◆ **EXPLORE THE MATERIAL**:
(1) What indoor noise level does the U.S. EPA recommend staying below, according to the portable air cleaner passage?
(2) Write out the portable air cleaner passage from "Noise level too" up to and including "a leaf blower).", changing "leaf blower" to "lawn mower".

═════ SOURCE PASSAGE ═════


      If a room is bigger, has an open floor plan, or doors are kept open between rooms, consider getting two units. If your ceiling is taller than 8 feet, look for a slightly higher CADR. The CADR is measured at the highest fan speed, so consider finding a device with a CADR for a larger size room, or using multiple devices, and running at a lower fan speed.

      Devices with a higher CADR are more effective but tend to be more expensive. However, even lower CADR devices will remove some level of air contaminants. Picking a lower CADR device is preferable to not having any portable air cleaner during a poor air quality event. Consider using your lower CADR device in a smaller room.

        Recommended Portable Air Cleaner Sizing
      (5 Air Changes per Hour, ACH) 
      Approximate CADR
      (cubic feet per minute) 
      133 200 267 333 400
      Room Area
      (square feet, with 8 foot ceiling) 
      200 300 400 500 600
      Room that is 20 feet by 20 feet

      Why is this important? 

      The CADR is the best measurement of how well a portable air cleaner removes particles from air. It is the volume of air it can filter in a minute, at the device’s max fan speed. The higher the CADR, the faster it can filter air. 

      4. Not too loud 

      What to look for:

      Pick a device that’s not so loud that it could be harmful or a nuisance and might get turned off.  

      Noise level too loud

      How to do this:

      The U.S. EPA recommends keeping indoor noise levels below 45 dB (for reference, 40 dB is roughly the noise level of a humming refrigerator; 80 dB is about the noise level of a leaf blower).

═════ DATASET CONTENT ═════

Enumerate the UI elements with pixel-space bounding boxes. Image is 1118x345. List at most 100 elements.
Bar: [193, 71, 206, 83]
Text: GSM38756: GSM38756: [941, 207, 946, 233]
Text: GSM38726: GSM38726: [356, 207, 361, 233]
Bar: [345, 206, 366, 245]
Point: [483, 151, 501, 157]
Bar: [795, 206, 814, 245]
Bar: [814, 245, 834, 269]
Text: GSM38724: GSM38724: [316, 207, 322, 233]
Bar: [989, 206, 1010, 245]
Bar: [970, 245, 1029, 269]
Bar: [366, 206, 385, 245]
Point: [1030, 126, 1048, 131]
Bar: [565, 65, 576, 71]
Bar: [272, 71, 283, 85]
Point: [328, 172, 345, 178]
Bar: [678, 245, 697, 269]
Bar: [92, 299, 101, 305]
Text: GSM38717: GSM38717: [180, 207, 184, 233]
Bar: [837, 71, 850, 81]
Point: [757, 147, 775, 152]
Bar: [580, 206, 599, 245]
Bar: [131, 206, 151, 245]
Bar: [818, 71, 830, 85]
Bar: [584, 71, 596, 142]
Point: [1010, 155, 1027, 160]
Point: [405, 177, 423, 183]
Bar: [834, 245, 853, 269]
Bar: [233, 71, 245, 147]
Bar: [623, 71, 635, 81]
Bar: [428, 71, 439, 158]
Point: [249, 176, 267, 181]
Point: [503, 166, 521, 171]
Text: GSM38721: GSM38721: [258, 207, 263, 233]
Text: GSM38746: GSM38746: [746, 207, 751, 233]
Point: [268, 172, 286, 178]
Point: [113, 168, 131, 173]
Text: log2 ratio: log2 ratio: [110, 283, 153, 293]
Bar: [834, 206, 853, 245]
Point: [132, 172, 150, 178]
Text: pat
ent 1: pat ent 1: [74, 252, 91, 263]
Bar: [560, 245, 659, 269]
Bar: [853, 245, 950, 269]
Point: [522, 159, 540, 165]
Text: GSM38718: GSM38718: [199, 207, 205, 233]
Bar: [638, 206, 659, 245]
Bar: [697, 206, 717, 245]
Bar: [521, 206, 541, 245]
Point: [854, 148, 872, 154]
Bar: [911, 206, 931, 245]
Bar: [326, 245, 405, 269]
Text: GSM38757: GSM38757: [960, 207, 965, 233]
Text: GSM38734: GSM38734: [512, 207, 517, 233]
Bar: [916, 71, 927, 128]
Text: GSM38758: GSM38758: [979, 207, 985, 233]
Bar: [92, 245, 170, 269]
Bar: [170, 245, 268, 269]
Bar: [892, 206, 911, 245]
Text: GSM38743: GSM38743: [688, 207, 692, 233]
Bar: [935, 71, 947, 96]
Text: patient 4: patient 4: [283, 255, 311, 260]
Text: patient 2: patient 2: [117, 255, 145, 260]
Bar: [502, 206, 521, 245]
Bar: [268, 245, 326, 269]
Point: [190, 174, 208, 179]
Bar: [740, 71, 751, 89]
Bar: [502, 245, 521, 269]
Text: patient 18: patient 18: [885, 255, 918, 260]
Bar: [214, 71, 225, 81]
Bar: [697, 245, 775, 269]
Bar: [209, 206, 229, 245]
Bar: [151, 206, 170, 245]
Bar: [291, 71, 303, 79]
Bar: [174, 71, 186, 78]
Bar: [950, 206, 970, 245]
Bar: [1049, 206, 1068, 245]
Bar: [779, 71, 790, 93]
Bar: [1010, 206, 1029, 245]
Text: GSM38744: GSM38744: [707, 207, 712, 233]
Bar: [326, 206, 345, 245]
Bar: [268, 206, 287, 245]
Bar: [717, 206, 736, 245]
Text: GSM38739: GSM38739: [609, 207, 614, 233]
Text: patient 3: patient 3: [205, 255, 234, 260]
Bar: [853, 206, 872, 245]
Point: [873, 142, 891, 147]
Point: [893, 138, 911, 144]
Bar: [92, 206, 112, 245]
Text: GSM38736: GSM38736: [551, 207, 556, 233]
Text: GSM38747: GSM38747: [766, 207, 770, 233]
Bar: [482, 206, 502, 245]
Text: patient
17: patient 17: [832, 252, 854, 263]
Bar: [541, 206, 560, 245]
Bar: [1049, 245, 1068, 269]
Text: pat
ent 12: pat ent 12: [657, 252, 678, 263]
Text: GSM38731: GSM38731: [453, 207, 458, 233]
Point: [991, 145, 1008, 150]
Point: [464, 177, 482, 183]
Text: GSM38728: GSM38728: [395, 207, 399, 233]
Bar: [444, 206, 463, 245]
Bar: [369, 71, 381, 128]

═════

◆ **ANSWERS TO EACH TASK**:
(1) The U.S. EPA recommends keeping indoor noise levels below 45 dB.

(2)
Noise level too loud

      How to do this:

      The U.S. EPA recommends keeping indoor noise levels below 45 dB (for reference, 40 dB is roughly the noise level of a humming refrigerator; 80 dB is about the noise level of a lawn mower).